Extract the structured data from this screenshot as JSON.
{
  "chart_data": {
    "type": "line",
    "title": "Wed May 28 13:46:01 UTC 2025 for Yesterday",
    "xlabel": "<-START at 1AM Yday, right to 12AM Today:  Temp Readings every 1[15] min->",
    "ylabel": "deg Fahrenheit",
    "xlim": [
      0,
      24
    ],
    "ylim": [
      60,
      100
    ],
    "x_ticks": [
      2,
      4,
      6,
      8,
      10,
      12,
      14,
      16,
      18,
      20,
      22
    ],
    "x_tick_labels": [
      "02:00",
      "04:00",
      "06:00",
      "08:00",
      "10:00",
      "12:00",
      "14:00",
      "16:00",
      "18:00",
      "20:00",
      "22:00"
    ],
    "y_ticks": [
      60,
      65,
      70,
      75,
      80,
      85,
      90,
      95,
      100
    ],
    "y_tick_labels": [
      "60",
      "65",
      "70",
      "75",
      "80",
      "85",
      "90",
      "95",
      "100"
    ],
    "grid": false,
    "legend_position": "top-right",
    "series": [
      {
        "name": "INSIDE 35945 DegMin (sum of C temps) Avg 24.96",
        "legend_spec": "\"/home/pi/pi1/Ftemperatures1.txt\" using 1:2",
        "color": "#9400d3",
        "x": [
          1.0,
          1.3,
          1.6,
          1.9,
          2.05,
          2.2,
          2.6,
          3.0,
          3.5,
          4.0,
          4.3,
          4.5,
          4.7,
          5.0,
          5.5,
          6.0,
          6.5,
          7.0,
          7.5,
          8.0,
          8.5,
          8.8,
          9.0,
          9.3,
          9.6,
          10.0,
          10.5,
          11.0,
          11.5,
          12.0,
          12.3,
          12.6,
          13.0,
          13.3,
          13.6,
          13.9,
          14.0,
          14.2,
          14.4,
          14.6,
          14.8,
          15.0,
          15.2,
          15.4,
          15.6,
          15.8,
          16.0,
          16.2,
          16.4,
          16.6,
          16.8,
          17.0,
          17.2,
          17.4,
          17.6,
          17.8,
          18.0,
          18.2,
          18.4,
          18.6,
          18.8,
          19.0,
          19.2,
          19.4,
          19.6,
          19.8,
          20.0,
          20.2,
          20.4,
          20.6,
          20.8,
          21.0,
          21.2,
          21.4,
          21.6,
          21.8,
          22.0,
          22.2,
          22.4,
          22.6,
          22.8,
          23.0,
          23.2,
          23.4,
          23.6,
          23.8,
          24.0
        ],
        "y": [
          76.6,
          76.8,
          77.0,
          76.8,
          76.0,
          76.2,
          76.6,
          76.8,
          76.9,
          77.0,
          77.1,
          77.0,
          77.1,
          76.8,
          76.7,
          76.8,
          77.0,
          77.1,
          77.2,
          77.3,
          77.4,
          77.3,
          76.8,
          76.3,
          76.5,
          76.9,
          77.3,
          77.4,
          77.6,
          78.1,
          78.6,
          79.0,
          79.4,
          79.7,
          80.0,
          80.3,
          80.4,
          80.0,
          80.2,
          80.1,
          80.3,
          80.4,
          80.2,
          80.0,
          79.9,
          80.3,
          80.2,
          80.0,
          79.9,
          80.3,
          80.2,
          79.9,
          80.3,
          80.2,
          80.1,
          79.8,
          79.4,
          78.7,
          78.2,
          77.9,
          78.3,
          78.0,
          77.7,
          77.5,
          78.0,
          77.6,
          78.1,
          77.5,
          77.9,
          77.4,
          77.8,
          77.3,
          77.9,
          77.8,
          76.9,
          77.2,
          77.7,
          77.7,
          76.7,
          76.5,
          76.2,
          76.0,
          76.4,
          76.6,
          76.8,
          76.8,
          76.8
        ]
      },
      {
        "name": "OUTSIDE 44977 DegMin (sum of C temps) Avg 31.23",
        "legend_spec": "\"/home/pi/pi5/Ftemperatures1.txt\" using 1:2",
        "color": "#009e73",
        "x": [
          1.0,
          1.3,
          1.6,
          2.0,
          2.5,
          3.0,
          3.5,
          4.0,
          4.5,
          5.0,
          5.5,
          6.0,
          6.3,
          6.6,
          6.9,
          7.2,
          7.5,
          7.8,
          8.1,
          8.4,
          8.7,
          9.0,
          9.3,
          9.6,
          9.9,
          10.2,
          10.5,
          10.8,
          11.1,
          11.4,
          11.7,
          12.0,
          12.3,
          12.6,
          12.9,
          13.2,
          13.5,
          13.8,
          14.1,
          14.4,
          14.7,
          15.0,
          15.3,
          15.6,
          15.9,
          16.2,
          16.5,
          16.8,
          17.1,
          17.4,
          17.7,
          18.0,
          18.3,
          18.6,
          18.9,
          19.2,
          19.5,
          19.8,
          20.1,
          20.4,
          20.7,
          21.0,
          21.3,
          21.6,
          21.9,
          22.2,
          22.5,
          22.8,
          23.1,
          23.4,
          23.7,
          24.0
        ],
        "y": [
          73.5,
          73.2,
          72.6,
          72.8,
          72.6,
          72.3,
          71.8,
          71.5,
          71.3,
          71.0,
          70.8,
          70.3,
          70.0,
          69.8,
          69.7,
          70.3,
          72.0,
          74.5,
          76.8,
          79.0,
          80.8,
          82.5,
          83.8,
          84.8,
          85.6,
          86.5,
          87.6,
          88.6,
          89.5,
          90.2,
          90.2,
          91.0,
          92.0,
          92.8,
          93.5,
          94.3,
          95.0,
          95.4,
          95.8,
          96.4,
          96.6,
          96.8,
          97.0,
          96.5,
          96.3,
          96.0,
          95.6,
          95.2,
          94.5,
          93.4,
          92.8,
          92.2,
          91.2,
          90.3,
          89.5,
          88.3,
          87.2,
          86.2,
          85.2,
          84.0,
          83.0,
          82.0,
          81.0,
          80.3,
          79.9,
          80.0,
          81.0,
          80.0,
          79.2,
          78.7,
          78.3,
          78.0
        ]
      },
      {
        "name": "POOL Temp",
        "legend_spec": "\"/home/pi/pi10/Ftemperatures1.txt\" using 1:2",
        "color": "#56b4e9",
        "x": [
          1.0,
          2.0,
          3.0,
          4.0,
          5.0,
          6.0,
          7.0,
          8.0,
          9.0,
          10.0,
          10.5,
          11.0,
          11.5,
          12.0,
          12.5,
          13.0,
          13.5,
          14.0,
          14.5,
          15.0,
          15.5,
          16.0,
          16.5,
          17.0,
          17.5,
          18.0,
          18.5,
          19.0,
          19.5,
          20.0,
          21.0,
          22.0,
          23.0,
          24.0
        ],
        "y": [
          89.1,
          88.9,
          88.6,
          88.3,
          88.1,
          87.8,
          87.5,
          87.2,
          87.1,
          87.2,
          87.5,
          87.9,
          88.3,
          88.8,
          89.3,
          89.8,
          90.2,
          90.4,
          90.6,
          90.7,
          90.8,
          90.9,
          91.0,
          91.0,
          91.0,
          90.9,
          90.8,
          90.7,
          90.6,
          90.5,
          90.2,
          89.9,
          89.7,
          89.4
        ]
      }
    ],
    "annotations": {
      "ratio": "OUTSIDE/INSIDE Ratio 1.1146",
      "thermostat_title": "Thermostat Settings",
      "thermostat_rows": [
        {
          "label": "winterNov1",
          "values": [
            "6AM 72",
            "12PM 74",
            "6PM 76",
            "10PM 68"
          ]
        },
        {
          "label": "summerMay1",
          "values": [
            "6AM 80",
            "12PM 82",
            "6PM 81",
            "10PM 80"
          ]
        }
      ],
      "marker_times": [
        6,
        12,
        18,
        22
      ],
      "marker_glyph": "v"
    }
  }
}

☆ ☆ ☆ ☆ ☆

**Problem**
Type out the entries again, word for word.

**Complete response**
Extract the structured data from this screenshot as JSON.
{
  "chart_data": {
    "type": "line",
    "title": "Wed May 28 13:46:01 UTC 2025 for Yesterday",
    "xlabel": "<-START at 1AM Yday, right to 12AM Today:  Temp Readings every 1[15] min->",
    "ylabel": "deg Fahrenheit",
    "xlim": [
      0,
      24
    ],
    "ylim": [
      60,
      100
    ],
    "x_ticks": [
      2,
      4,
      6,
      8,
      10,
      12,
      14,
      16,
      18,
      20,
      22
    ],
    "x_tick_labels": [
      "02:00",
      "04:00",
      "06:00",
      "08:00",
      "10:00",
      "12:00",
      "14:00",
      "16:00",
      "18:00",
      "20:00",
      "22:00"
    ],
    "y_ticks": [
      60,
      65,
      70,
      75,
      80,
      85,
      90,
      95,
      100
    ],
    "y_tick_labels": [
      "60",
      "65",
      "70",
      "75",
      "80",
      "85",
      "90",
      "95",
      "100"
    ],
    "grid": false,
    "legend_position": "top-right",
    "series": [
      {
        "name": "INSIDE 35945 DegMin (sum of C temps) Avg 24.96",
        "legend_spec": "\"/home/pi/pi1/Ftemperatures1.txt\" using 1:2",
        "color": "#9400d3",
        "x": [
          1.0,
          1.3,
          1.6,
          1.9,
          2.05,
          2.2,
          2.6,
          3.0,
          3.5,
          4.0,
          4.3,
          4.5,
          4.7,
          5.0,
          5.5,
          6.0,
          6.5,
          7.0,
          7.5,
          8.0,
          8.5,
          8.8,
          9.0,
          9.3,
          9.6,
          10.0,
          10.5,
          11.0,
          11.5,
          12.0,
          12.3,
          12.6,
          13.0,
          13.3,
          13.6,
          13.9,
          14.0,
          14.2,
          14.4,
          14.6,
          14.8,
          15.0,
          15.2,
          15.4,
          15.6,
          15.8,
          16.0,
          16.2,
          16.4,
          16.6,
          16.8,
          17.0,
          17.2,
          17.4,
          17.6,
          17.8,
          18.0,
          18.2,
          18.4,
          18.6,
          18.8,
          19.0,
          19.2,
          19.4,
          19.6,
          19.8,
          20.0,
          20.2,
          20.4,
          20.6,
          20.8,
          21.0,
          21.2,
          21.4,
          21.6,
          21.8,
          22.0,
          22.2,
          22.4,
          22.6,
          22.8,
          23.0,
          23.2,
          23.4,
          23.6,
          23.8,
          24.0
        ],
        "y": [
          76.6,
          76.8,
          77.0,
          76.8,
          76.0,
          76.2,
          76.6,
          76.8,
          76.9,
          77.0,
          77.1,
          77.0,
          77.1,
          76.8,
          76.7,
          76.8,
          77.0,
          77.1,
          77.2,
          77.3,
          77.4,
          77.3,
          76.8,
          76.3,
          76.5,
          76.9,
          77.3,
          77.4,
          77.6,
          78.1,
          78.6,
          79.0,
          79.4,
          79.7,
          80.0,
          80.3,
          80.4,
          80.0,
          80.2,
          80.1,
          80.3,
          80.4,
          80.2,
          80.0,
          79.9,
          80.3,
          80.2,
          80.0,
          79.9,
          80.3,
          80.2,
          79.9,
          80.3,
          80.2,
          80.1,
          79.8,
          79.4,
          78.7,
          78.2,
          77.9,
          78.3,
          78.0,
          77.7,
          77.5,
          78.0,
          77.6,
          78.1,
          77.5,
          77.9,
          77.4,
          77.8,
          77.3,
          77.9,
          77.8,
          76.9,
          77.2,
          77.7,
          77.7,
          76.7,
          76.5,
          76.2,
          76.0,
          76.4,
          76.6,
          76.8,
          76.8,
          76.8
        ]
      },
      {
        "name": "OUTSIDE 44977 DegMin (sum of C temps) Avg 31.23",
        "legend_spec": "\"/home/pi/pi5/Ftemperatures1.txt\" using 1:2",
        "color": "#009e73",
        "x": [
          1.0,
          1.3,
          1.6,
          2.0,
          2.5,
          3.0,
          3.5,
          4.0,
          4.5,
          5.0,
          5.5,
          6.0,
          6.3,
          6.6,
          6.9,
          7.2,
          7.5,
          7.8,
          8.1,
          8.4,
          8.7,
          9.0,
          9.3,
          9.6,
          9.9,
          10.2,
          10.5,
          10.8,
          11.1,
          11.4,
          11.7,
          12.0,
          12.3,
          12.6,
          12.9,
          13.2,
          13.5,
          13.8,
          14.1,
          14.4,
          14.7,
          15.0,
          15.3,
          15.6,
          15.9,
          16.2,
          16.5,
          16.8,
          17.1,
          17.4,
          17.7,
          18.0,
          18.3,
          18.6,
          18.9,
          19.2,
          19.5,
          19.8,
          20.1,
          20.4,
          20.7,
          21.0,
          21.3,
          21.6,
          21.9,
          22.2,
          22.5,
          22.8,
          23.1,
          23.4,
          23.7,
          24.0
        ],
        "y": [
          73.5,
          73.2,
          72.6,
          72.8,
          72.6,
          72.3,
          71.8,
          71.5,
          71.3,
          71.0,
          70.8,
          70.3,
          70.0,
          69.8,
          69.7,
          70.3,
          72.0,
          74.5,
          76.8,
          79.0,
          80.8,
          82.5,
          83.8,
          84.8,
          85.6,
          86.5,
          87.6,
          88.6,
          89.5,
          90.2,
          90.2,
          91.0,
          92.0,
          92.8,
          93.5,
          94.3,
          95.0,
          95.4,
          95.8,
          96.4,
          96.6,
          96.8,
          97.0,
          96.5,
          96.3,
          96.0,
          95.6,
          95.2,
          94.5,
          93.4,
          92.8,
          92.2,
          91.2,
          90.3,
          89.5,
          88.3,
          87.2,
          86.2,
          85.2,
          84.0,
          83.0,
          82.0,
          81.0,
          80.3,
          79.9,
          80.0,
          81.0,
          80.0,
          79.2,
          78.7,
          78.3,
          78.0
        ]
      },
      {
        "name": "POOL Temp",
        "legend_spec": "\"/home/pi/pi10/Ftemperatures1.txt\" using 1:2",
        "color": "#56b4e9",
        "x": [
          1.0,
          2.0,
          3.0,
          4.0,
          5.0,
          6.0,
          7.0,
          8.0,
          9.0,
          10.0,
          10.5,
          11.0,
          11.5,
          12.0,
          12.5,
          13.0,
          13.5,
          14.0,
          14.5,
          15.0,
          15.5,
          16.0,
          16.5,
          17.0,
          17.5,
          18.0,
          18.5,
          19.0,
          19.5,
          20.0,
          21.0,
          22.0,
          23.0,
          24.0
        ],
        "y": [
          89.1,
          88.9,
          88.6,
          88.3,
          88.1,
          87.8,
          87.5,
          87.2,
          87.1,
          87.2,
          87.5,
          87.9,
          88.3,
          88.8,
          89.3,
          89.8,
          90.2,
          90.4,
          90.6,
          90.7,
          90.8,
          90.9,
          91.0,
          91.0,
          91.0,
          90.9,
          90.8,
          90.7,
          90.6,
          90.5,
          90.2,
          89.9,
          89.7,
          89.4
        ]
      }
    ],
    "annotations": {
      "ratio": "OUTSIDE/INSIDE Ratio 1.1146",
      "thermostat_title": "Thermostat Settings",
      "thermostat_rows": [
        {
          "label": "winterNov1",
          "values": [
            "6AM 72",
            "12PM 74",
            "6PM 76",
            "10PM 68"
          ]
        },
        {
          "label": "summerMay1",
          "values": [
            "6AM 80",
            "12PM 82",
            "6PM 81",
            "10PM 80"
          ]
        }
      ],
      "marker_times": [
        6,
        12,
        18,
        22
      ],
      "marker_glyph": "v"
    }
  }
}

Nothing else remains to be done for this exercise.